→ TO DO
Please rewrite the records from their start through the line containing "signatory-institution: Śląskiej Wyższej", swapping "screenshot" for "image" and leaving everything else unchanged.
begin
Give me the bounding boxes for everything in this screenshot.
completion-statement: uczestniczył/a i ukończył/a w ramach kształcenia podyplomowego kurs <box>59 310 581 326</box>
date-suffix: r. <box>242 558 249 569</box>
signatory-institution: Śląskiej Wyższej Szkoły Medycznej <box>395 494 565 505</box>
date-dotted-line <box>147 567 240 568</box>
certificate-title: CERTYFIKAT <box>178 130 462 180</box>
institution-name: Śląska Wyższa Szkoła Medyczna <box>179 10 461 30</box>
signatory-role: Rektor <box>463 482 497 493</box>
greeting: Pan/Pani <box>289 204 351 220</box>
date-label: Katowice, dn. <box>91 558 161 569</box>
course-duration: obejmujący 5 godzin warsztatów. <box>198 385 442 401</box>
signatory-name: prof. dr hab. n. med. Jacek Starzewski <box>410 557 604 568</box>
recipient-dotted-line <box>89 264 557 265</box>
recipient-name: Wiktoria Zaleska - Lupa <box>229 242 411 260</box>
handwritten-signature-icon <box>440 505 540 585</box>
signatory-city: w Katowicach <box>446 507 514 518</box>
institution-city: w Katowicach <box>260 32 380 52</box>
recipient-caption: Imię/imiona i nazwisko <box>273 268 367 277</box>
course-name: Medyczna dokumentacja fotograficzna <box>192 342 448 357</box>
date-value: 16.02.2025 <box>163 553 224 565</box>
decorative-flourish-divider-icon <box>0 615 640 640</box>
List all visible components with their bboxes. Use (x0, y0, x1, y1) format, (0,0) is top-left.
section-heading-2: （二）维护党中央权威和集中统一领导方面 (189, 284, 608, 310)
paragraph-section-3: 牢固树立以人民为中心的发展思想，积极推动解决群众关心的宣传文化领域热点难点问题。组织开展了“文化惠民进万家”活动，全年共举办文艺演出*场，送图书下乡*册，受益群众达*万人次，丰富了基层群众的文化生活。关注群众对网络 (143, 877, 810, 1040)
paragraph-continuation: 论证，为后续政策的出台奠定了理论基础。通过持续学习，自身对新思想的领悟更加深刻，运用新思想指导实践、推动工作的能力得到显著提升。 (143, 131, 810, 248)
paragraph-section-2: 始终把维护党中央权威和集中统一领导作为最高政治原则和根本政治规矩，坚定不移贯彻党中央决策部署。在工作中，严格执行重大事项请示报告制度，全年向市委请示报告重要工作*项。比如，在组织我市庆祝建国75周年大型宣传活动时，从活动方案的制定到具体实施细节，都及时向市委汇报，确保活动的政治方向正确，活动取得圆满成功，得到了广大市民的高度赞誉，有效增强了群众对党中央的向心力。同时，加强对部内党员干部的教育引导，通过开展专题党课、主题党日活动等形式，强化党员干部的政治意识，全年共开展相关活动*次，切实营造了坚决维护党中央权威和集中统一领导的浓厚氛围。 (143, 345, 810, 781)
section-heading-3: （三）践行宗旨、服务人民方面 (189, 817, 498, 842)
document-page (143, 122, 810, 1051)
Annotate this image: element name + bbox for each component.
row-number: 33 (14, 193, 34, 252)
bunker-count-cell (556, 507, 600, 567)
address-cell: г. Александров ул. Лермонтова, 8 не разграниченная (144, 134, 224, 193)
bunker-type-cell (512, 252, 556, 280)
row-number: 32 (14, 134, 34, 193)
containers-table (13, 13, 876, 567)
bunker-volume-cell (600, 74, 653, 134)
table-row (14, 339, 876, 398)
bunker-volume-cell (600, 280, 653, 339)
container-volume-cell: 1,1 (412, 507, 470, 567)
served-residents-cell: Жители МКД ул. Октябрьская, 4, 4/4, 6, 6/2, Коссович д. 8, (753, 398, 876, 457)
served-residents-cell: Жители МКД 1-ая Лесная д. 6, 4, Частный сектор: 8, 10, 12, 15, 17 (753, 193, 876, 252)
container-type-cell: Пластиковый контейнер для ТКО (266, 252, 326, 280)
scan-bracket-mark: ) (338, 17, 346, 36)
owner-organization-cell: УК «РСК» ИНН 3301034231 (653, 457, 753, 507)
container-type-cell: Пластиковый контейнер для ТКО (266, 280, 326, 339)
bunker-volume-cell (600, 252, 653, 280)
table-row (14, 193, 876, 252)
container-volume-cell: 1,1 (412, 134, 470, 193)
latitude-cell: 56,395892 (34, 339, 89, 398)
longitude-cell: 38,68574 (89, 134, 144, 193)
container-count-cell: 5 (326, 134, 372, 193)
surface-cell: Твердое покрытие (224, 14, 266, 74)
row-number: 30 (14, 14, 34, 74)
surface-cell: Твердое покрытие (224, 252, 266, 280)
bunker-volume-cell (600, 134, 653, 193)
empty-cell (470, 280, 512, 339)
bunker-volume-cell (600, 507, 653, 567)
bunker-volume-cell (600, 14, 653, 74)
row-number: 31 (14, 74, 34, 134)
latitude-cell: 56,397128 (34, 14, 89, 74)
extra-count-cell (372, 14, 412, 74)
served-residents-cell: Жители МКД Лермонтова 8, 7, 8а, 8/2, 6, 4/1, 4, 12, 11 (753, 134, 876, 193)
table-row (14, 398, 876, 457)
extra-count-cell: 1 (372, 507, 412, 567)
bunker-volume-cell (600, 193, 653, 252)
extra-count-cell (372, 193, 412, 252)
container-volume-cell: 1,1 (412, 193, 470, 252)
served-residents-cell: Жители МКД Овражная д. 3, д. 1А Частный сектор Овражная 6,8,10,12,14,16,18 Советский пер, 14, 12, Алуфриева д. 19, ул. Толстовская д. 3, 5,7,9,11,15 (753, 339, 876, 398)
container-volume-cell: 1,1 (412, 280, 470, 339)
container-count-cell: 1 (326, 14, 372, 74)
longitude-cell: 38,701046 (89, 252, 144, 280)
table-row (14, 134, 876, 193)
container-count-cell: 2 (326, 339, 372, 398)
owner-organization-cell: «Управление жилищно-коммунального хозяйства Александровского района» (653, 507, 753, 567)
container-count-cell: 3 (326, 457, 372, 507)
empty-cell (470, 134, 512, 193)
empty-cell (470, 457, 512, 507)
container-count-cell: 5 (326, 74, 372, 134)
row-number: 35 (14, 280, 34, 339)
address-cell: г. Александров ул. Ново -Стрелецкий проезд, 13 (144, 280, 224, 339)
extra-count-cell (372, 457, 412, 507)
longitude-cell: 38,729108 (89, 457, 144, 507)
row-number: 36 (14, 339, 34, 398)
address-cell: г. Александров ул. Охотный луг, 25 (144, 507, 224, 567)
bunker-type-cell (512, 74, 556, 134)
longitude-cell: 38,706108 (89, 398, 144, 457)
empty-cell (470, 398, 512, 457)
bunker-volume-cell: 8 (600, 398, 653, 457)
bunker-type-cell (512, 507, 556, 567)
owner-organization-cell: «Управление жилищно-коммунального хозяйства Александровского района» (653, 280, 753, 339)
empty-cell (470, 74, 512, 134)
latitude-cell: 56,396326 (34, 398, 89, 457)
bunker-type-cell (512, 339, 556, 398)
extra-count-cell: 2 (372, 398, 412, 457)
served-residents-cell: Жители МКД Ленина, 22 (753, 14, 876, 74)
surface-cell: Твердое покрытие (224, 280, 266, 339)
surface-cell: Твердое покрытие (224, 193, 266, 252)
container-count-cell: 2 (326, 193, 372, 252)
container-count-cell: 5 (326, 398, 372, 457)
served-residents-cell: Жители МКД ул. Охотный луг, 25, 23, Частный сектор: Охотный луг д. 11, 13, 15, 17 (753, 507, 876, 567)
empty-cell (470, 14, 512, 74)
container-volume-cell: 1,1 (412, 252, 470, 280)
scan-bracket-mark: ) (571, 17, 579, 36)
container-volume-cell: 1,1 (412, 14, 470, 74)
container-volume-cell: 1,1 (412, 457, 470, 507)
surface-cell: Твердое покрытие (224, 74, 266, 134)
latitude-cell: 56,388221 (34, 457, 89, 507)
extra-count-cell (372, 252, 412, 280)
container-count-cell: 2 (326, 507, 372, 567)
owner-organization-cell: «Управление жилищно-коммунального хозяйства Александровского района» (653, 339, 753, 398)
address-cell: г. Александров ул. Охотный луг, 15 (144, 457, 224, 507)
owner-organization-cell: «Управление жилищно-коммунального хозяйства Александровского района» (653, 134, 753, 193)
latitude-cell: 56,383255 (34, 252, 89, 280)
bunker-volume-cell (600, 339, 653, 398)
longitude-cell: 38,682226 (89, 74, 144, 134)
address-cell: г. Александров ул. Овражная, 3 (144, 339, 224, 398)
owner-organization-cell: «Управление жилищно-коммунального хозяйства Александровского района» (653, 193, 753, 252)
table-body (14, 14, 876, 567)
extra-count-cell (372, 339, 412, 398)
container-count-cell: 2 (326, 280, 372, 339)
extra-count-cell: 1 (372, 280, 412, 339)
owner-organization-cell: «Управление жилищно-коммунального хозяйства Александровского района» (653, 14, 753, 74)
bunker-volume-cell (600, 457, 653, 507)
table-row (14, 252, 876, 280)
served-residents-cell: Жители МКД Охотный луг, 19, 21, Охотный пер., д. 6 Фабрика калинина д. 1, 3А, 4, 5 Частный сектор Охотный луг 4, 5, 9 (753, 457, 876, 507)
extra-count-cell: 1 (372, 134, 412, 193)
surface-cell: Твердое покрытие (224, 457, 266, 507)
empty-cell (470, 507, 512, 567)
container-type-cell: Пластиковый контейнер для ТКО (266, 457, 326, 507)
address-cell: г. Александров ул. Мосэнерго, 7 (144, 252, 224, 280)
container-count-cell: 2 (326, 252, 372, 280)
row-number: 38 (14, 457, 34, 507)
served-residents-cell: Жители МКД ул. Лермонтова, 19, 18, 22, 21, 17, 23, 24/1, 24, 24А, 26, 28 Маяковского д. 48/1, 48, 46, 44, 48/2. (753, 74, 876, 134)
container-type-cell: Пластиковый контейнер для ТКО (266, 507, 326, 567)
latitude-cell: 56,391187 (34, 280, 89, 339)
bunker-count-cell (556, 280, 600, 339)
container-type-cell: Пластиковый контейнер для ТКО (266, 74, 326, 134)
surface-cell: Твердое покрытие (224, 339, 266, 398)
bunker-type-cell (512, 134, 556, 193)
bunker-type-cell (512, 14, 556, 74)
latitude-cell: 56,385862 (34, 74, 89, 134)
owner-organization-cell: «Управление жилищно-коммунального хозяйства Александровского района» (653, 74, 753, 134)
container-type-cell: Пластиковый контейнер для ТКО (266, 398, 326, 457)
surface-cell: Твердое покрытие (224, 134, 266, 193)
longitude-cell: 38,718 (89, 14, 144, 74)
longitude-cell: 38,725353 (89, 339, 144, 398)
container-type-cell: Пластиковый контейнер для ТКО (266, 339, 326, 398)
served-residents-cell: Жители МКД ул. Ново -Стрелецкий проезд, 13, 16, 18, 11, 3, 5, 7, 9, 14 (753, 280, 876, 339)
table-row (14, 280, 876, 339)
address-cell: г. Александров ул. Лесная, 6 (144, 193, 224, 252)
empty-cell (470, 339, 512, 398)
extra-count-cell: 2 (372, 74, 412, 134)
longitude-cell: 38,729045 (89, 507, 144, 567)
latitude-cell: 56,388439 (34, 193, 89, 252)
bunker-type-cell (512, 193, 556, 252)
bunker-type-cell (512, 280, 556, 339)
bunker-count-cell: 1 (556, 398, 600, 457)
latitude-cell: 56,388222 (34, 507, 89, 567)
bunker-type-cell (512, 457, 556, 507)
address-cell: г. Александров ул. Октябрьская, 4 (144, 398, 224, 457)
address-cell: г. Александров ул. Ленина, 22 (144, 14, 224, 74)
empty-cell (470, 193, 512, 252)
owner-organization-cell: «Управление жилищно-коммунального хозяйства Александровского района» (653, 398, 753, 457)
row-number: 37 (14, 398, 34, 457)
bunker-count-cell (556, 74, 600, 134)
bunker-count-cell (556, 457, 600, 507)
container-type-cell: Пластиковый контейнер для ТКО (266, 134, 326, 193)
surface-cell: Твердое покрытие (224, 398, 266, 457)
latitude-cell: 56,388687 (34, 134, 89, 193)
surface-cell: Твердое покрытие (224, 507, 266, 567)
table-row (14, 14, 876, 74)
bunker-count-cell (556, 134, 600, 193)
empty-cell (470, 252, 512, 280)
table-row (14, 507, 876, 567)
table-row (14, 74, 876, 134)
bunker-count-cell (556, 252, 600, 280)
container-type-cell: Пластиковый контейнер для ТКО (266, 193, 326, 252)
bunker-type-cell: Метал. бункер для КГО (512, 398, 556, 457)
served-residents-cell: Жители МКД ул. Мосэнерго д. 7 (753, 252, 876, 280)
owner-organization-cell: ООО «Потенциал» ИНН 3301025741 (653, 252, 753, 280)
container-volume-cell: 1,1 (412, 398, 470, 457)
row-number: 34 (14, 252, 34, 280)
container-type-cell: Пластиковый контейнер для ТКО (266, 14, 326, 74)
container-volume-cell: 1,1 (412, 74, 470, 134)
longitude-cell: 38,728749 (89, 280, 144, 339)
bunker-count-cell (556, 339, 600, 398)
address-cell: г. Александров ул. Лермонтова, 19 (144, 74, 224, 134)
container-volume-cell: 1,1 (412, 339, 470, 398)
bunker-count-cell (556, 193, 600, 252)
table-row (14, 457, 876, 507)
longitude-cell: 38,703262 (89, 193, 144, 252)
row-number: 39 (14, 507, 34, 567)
end
→ RESULT BELOW
Give me the bounding boxes for everything in this image.
completion-statement: uczestniczył/a i ukończył/a w ramach kształcenia podyplomowego kurs <box>59 310 581 326</box>
date-suffix: r. <box>242 558 249 569</box>
signatory-institution: Śląskiej Wyższej Szkoły Medycznej <box>395 494 565 505</box>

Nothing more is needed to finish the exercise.